Brief: Report every line below that holds the word "версию".

Records shown:
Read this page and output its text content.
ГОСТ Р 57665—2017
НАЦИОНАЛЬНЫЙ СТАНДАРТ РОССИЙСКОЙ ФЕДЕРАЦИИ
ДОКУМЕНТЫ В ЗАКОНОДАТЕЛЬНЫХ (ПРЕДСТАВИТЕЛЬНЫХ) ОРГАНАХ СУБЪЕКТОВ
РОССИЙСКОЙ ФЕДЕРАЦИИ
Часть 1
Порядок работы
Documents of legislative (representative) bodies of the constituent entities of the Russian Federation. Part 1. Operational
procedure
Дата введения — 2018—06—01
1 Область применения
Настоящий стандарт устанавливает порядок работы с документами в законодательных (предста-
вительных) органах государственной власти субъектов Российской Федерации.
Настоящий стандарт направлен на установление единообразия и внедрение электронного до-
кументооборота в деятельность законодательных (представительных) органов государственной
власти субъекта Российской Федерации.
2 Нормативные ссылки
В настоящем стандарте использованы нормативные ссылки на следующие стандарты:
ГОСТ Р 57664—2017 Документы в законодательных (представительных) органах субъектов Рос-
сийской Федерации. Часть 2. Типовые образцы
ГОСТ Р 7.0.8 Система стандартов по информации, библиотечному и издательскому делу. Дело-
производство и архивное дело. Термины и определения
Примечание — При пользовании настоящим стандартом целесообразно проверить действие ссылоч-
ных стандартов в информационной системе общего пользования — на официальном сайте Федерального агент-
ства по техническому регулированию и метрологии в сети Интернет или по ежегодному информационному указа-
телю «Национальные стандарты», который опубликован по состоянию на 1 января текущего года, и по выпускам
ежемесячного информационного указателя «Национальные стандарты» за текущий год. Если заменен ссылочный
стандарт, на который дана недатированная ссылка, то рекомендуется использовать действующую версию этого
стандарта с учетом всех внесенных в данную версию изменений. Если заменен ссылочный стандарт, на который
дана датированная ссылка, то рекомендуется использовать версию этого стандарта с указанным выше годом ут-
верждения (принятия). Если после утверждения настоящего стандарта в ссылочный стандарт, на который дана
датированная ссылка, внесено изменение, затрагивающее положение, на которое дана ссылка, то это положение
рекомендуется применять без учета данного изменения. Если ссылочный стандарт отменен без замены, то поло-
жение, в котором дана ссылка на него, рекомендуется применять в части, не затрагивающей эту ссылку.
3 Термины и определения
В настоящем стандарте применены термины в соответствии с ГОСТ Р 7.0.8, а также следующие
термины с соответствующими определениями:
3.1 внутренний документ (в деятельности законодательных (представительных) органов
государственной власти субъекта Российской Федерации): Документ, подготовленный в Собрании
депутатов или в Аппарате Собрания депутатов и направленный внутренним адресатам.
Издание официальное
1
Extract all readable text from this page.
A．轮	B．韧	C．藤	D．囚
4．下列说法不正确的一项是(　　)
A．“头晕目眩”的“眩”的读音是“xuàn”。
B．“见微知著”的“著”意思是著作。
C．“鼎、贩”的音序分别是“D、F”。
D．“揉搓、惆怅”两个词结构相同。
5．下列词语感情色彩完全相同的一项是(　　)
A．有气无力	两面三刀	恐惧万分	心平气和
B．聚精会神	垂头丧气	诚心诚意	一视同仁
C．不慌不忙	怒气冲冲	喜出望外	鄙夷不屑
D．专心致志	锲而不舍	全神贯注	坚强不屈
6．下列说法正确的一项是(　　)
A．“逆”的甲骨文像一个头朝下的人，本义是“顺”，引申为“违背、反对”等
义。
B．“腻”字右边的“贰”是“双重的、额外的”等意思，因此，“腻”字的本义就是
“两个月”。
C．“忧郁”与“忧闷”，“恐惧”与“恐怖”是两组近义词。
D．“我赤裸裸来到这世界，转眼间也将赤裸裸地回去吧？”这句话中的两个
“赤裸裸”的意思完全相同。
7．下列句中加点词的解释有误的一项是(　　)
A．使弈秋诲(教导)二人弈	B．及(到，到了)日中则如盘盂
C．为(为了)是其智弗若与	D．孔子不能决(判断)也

Exercise result:
стандарт, на который дана недатированная ссылка, то рекомендуется использовать действующую версию этого
стандарта с учетом всех внесенных в данную версию изменений. Если заменен ссылочный стандарт, на который
дана датированная ссылка, то рекомендуется использовать версию этого стандарта с указанным выше годом ут-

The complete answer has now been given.